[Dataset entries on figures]

--- Begin ---

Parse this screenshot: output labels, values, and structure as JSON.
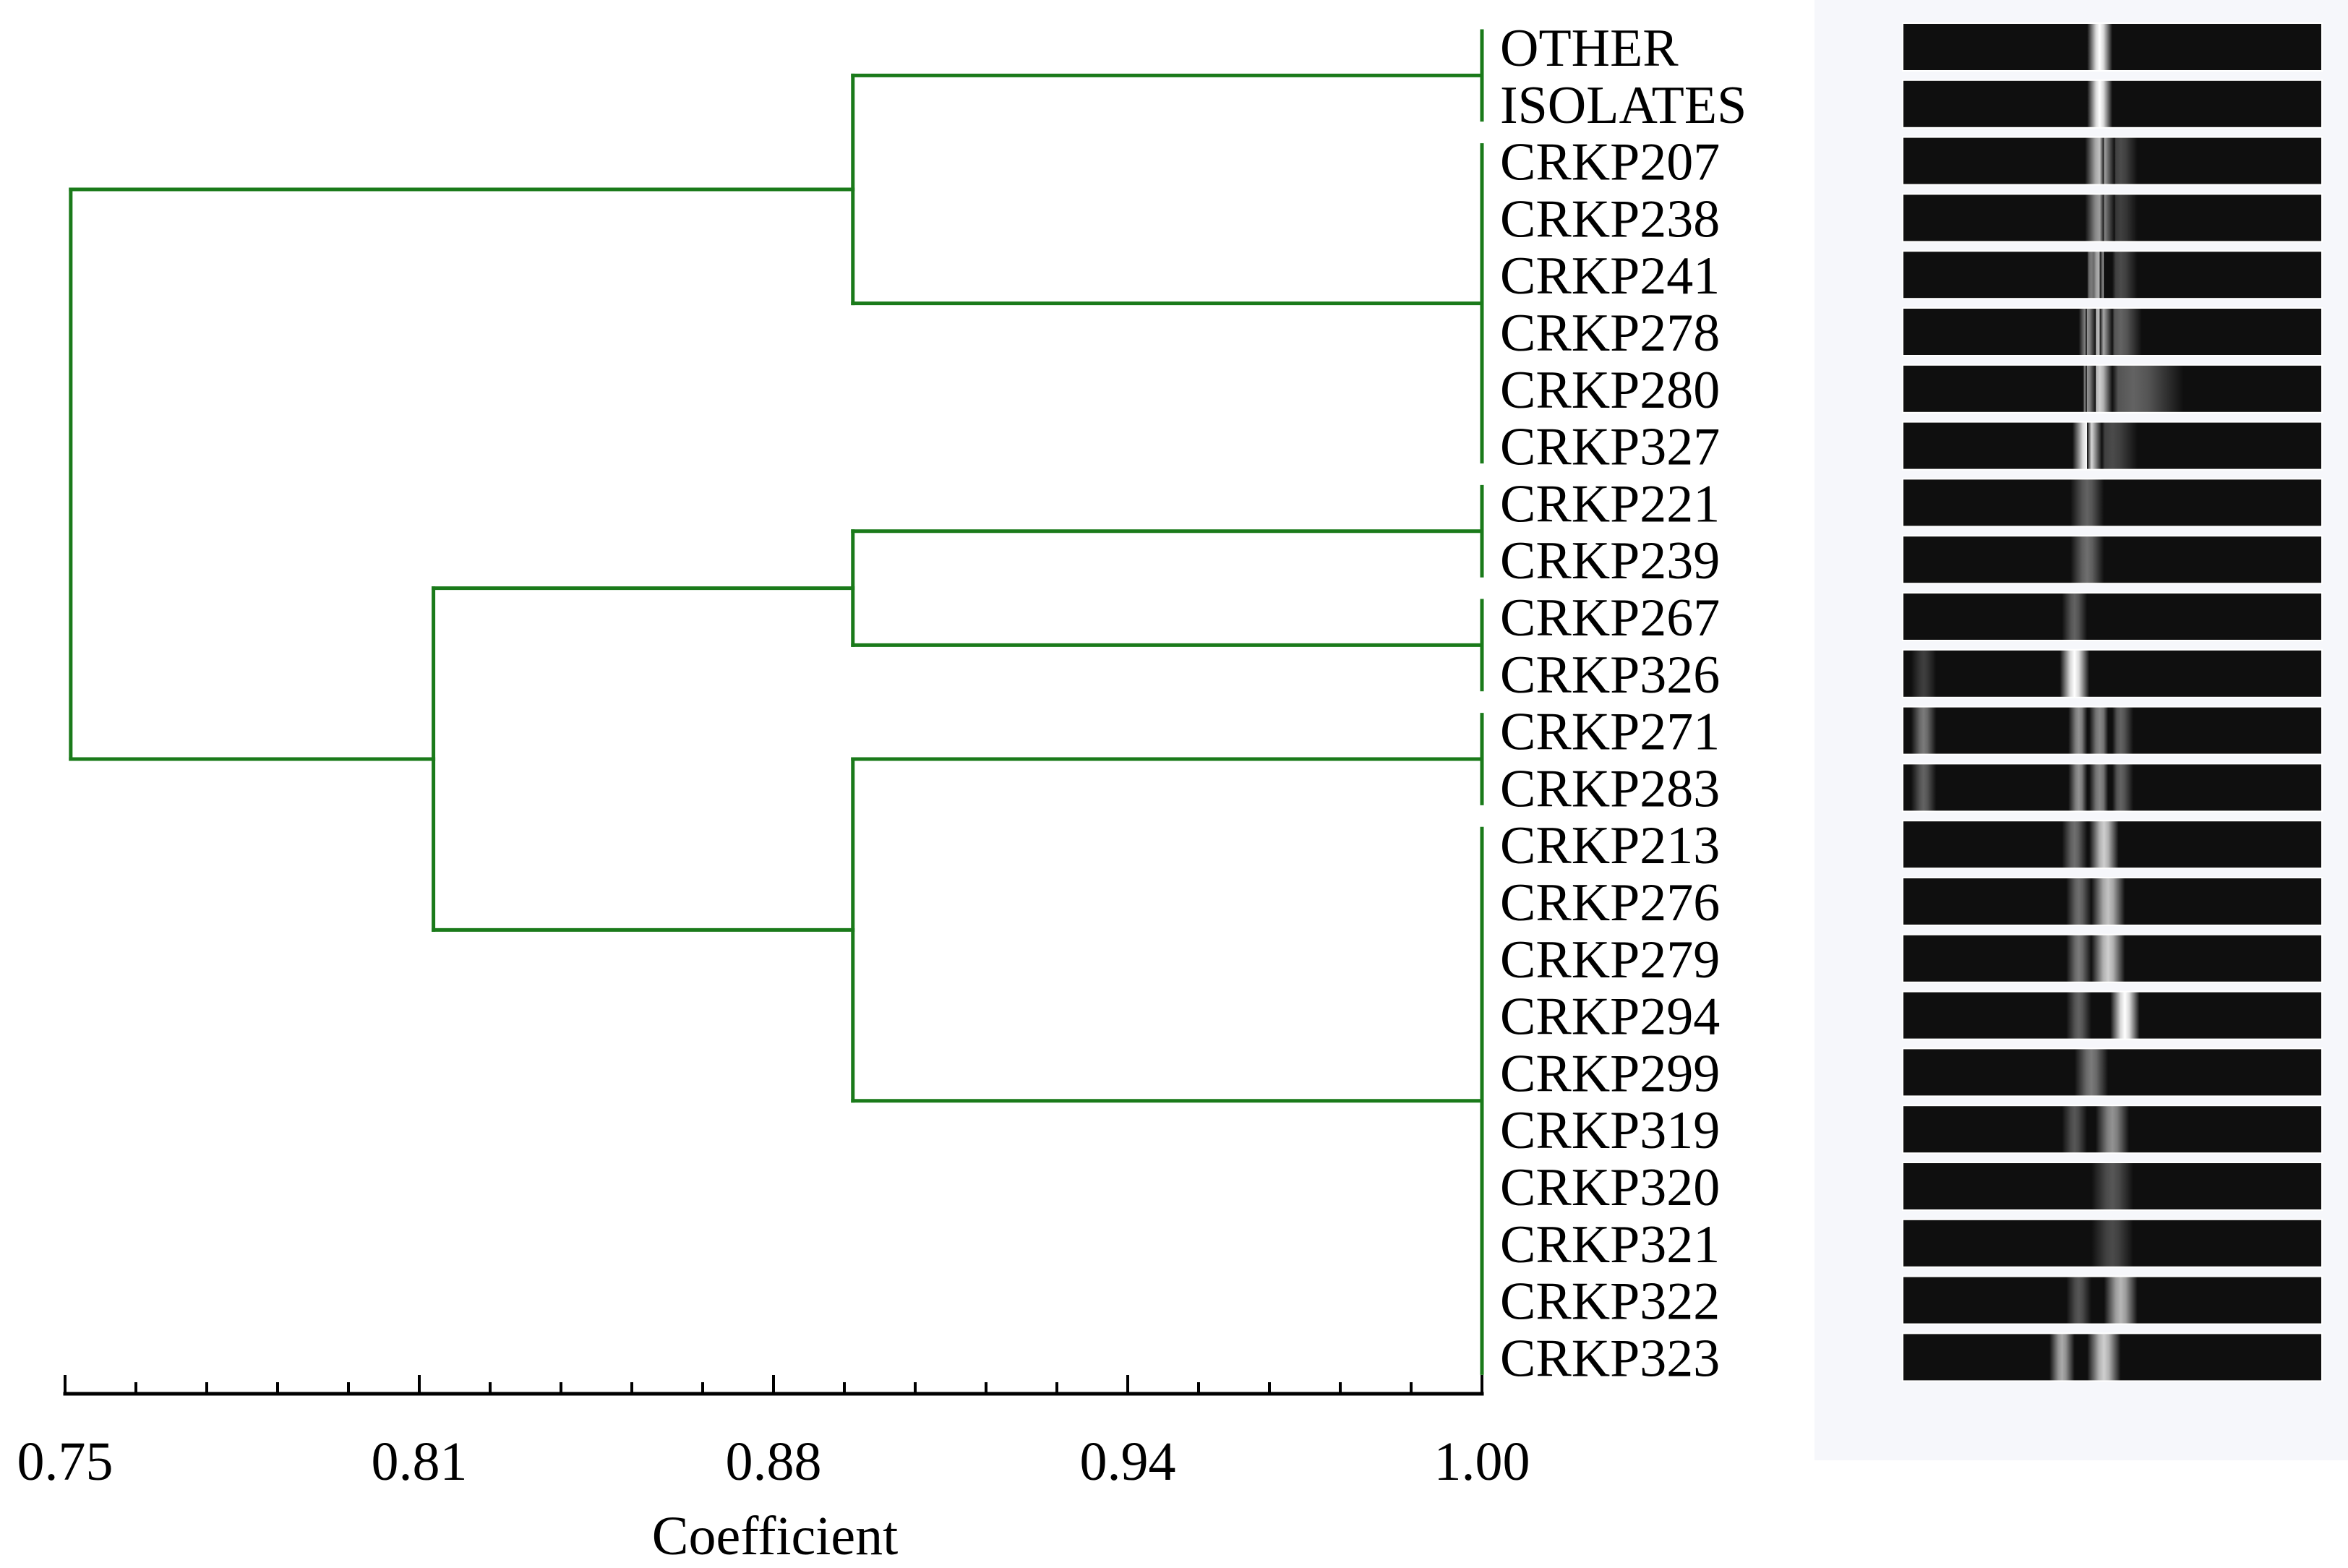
{
  "chart_data": {
    "type": "dendrogram",
    "xlabel": "Coefficient",
    "xlim": [
      0.75,
      1.0
    ],
    "x_ticks": [
      "0.75",
      "0.81",
      "0.88",
      "0.94",
      "1.00"
    ],
    "branch_color": "#1a7a1a",
    "leaves": [
      "OTHER",
      "ISOLATES",
      "CRKP207",
      "CRKP238",
      "CRKP241",
      "CRKP278",
      "CRKP280",
      "CRKP327",
      "CRKP221",
      "CRKP239",
      "CRKP267",
      "CRKP326",
      "CRKP271",
      "CRKP283",
      "CRKP213",
      "CRKP276",
      "CRKP279",
      "CRKP294",
      "CRKP299",
      "CRKP319",
      "CRKP320",
      "CRKP321",
      "CRKP322",
      "CRKP323"
    ],
    "clusters": [
      {
        "name": "A",
        "leaf_indices": [
          0,
          1
        ],
        "similarity": 1.0
      },
      {
        "name": "B",
        "leaf_indices": [
          2,
          3,
          4,
          5,
          6,
          7
        ],
        "similarity": 1.0
      },
      {
        "name": "C",
        "leaf_indices": [
          8,
          9
        ],
        "similarity": 1.0
      },
      {
        "name": "D",
        "leaf_indices": [
          10,
          11
        ],
        "similarity": 1.0
      },
      {
        "name": "E",
        "leaf_indices": [
          12,
          13
        ],
        "similarity": 1.0
      },
      {
        "name": "F",
        "leaf_indices": [
          14,
          15,
          16,
          17,
          18,
          19,
          20,
          21,
          22,
          23
        ],
        "similarity": 1.0
      }
    ],
    "merges": [
      {
        "name": "AB",
        "children": [
          "A",
          "B"
        ],
        "similarity": 0.889
      },
      {
        "name": "CD",
        "children": [
          "C",
          "D"
        ],
        "similarity": 0.889
      },
      {
        "name": "EF",
        "children": [
          "E",
          "F"
        ],
        "similarity": 0.889
      },
      {
        "name": "CDEF",
        "children": [
          "CD",
          "EF"
        ],
        "similarity": 0.815
      },
      {
        "name": "root",
        "children": [
          "AB",
          "CDEF"
        ],
        "similarity": 0.751
      }
    ],
    "gel_lanes": [
      {
        "leaf_index": 0,
        "bands": [
          {
            "pos": 0.47,
            "intensity": 1.0,
            "width": 0.03
          }
        ]
      },
      {
        "leaf_index": 1,
        "bands": [
          {
            "pos": 0.47,
            "intensity": 1.0,
            "width": 0.03
          }
        ]
      },
      {
        "leaf_index": 2,
        "bands": [
          {
            "pos": 0.47,
            "intensity": 0.75,
            "width": 0.035
          },
          {
            "pos": 0.52,
            "intensity": 0.25,
            "width": 0.04
          }
        ]
      },
      {
        "leaf_index": 3,
        "bands": [
          {
            "pos": 0.47,
            "intensity": 0.6,
            "width": 0.035
          },
          {
            "pos": 0.52,
            "intensity": 0.2,
            "width": 0.04
          }
        ]
      },
      {
        "leaf_index": 4,
        "bands": [
          {
            "pos": 0.45,
            "intensity": 0.45,
            "width": 0.02
          },
          {
            "pos": 0.47,
            "intensity": 0.7,
            "width": 0.03
          },
          {
            "pos": 0.52,
            "intensity": 0.25,
            "width": 0.04
          }
        ]
      },
      {
        "leaf_index": 5,
        "bands": [
          {
            "pos": 0.44,
            "intensity": 0.55,
            "width": 0.02
          },
          {
            "pos": 0.47,
            "intensity": 0.75,
            "width": 0.03
          },
          {
            "pos": 0.52,
            "intensity": 0.35,
            "width": 0.05
          }
        ]
      },
      {
        "leaf_index": 6,
        "bands": [
          {
            "pos": 0.44,
            "intensity": 0.55,
            "width": 0.02
          },
          {
            "pos": 0.47,
            "intensity": 0.8,
            "width": 0.03
          },
          {
            "pos": 0.55,
            "intensity": 0.35,
            "width": 0.12
          }
        ]
      },
      {
        "leaf_index": 7,
        "bands": [
          {
            "pos": 0.44,
            "intensity": 1.0,
            "width": 0.035
          },
          {
            "pos": 0.5,
            "intensity": 0.25,
            "width": 0.06
          }
        ]
      },
      {
        "leaf_index": 8,
        "bands": [
          {
            "pos": 0.44,
            "intensity": 0.35,
            "width": 0.04
          }
        ]
      },
      {
        "leaf_index": 9,
        "bands": [
          {
            "pos": 0.44,
            "intensity": 0.4,
            "width": 0.04
          }
        ]
      },
      {
        "leaf_index": 10,
        "bands": [
          {
            "pos": 0.41,
            "intensity": 0.35,
            "width": 0.03
          }
        ]
      },
      {
        "leaf_index": 11,
        "bands": [
          {
            "pos": 0.41,
            "intensity": 1.0,
            "width": 0.035
          },
          {
            "pos": 0.05,
            "intensity": 0.2,
            "width": 0.03
          }
        ]
      },
      {
        "leaf_index": 12,
        "bands": [
          {
            "pos": 0.05,
            "intensity": 0.45,
            "width": 0.03
          },
          {
            "pos": 0.42,
            "intensity": 0.55,
            "width": 0.025
          },
          {
            "pos": 0.47,
            "intensity": 0.5,
            "width": 0.03
          },
          {
            "pos": 0.52,
            "intensity": 0.35,
            "width": 0.03
          }
        ]
      },
      {
        "leaf_index": 13,
        "bands": [
          {
            "pos": 0.05,
            "intensity": 0.35,
            "width": 0.03
          },
          {
            "pos": 0.42,
            "intensity": 0.55,
            "width": 0.025
          },
          {
            "pos": 0.47,
            "intensity": 0.5,
            "width": 0.03
          },
          {
            "pos": 0.52,
            "intensity": 0.35,
            "width": 0.03
          }
        ]
      },
      {
        "leaf_index": 14,
        "bands": [
          {
            "pos": 0.41,
            "intensity": 0.4,
            "width": 0.03
          },
          {
            "pos": 0.48,
            "intensity": 0.8,
            "width": 0.035
          }
        ]
      },
      {
        "leaf_index": 15,
        "bands": [
          {
            "pos": 0.42,
            "intensity": 0.4,
            "width": 0.03
          },
          {
            "pos": 0.49,
            "intensity": 0.75,
            "width": 0.04
          }
        ]
      },
      {
        "leaf_index": 16,
        "bands": [
          {
            "pos": 0.42,
            "intensity": 0.45,
            "width": 0.03
          },
          {
            "pos": 0.49,
            "intensity": 0.8,
            "width": 0.04
          }
        ]
      },
      {
        "leaf_index": 17,
        "bands": [
          {
            "pos": 0.42,
            "intensity": 0.35,
            "width": 0.03
          },
          {
            "pos": 0.53,
            "intensity": 1.0,
            "width": 0.035
          }
        ]
      },
      {
        "leaf_index": 18,
        "bands": [
          {
            "pos": 0.45,
            "intensity": 0.45,
            "width": 0.04
          }
        ]
      },
      {
        "leaf_index": 19,
        "bands": [
          {
            "pos": 0.41,
            "intensity": 0.3,
            "width": 0.03
          },
          {
            "pos": 0.5,
            "intensity": 0.55,
            "width": 0.04
          }
        ]
      },
      {
        "leaf_index": 20,
        "bands": [
          {
            "pos": 0.5,
            "intensity": 0.3,
            "width": 0.05
          }
        ]
      },
      {
        "leaf_index": 21,
        "bands": [
          {
            "pos": 0.5,
            "intensity": 0.25,
            "width": 0.05
          }
        ]
      },
      {
        "leaf_index": 22,
        "bands": [
          {
            "pos": 0.42,
            "intensity": 0.3,
            "width": 0.03
          },
          {
            "pos": 0.52,
            "intensity": 0.7,
            "width": 0.04
          }
        ]
      },
      {
        "leaf_index": 23,
        "bands": [
          {
            "pos": 0.38,
            "intensity": 0.65,
            "width": 0.03
          },
          {
            "pos": 0.48,
            "intensity": 0.8,
            "width": 0.04
          }
        ]
      }
    ]
  }
}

--- End ---

▶ _Given exercise_
Answer with one number: how many lines of the entries above include the word "name".

▶ _Answer in full_
11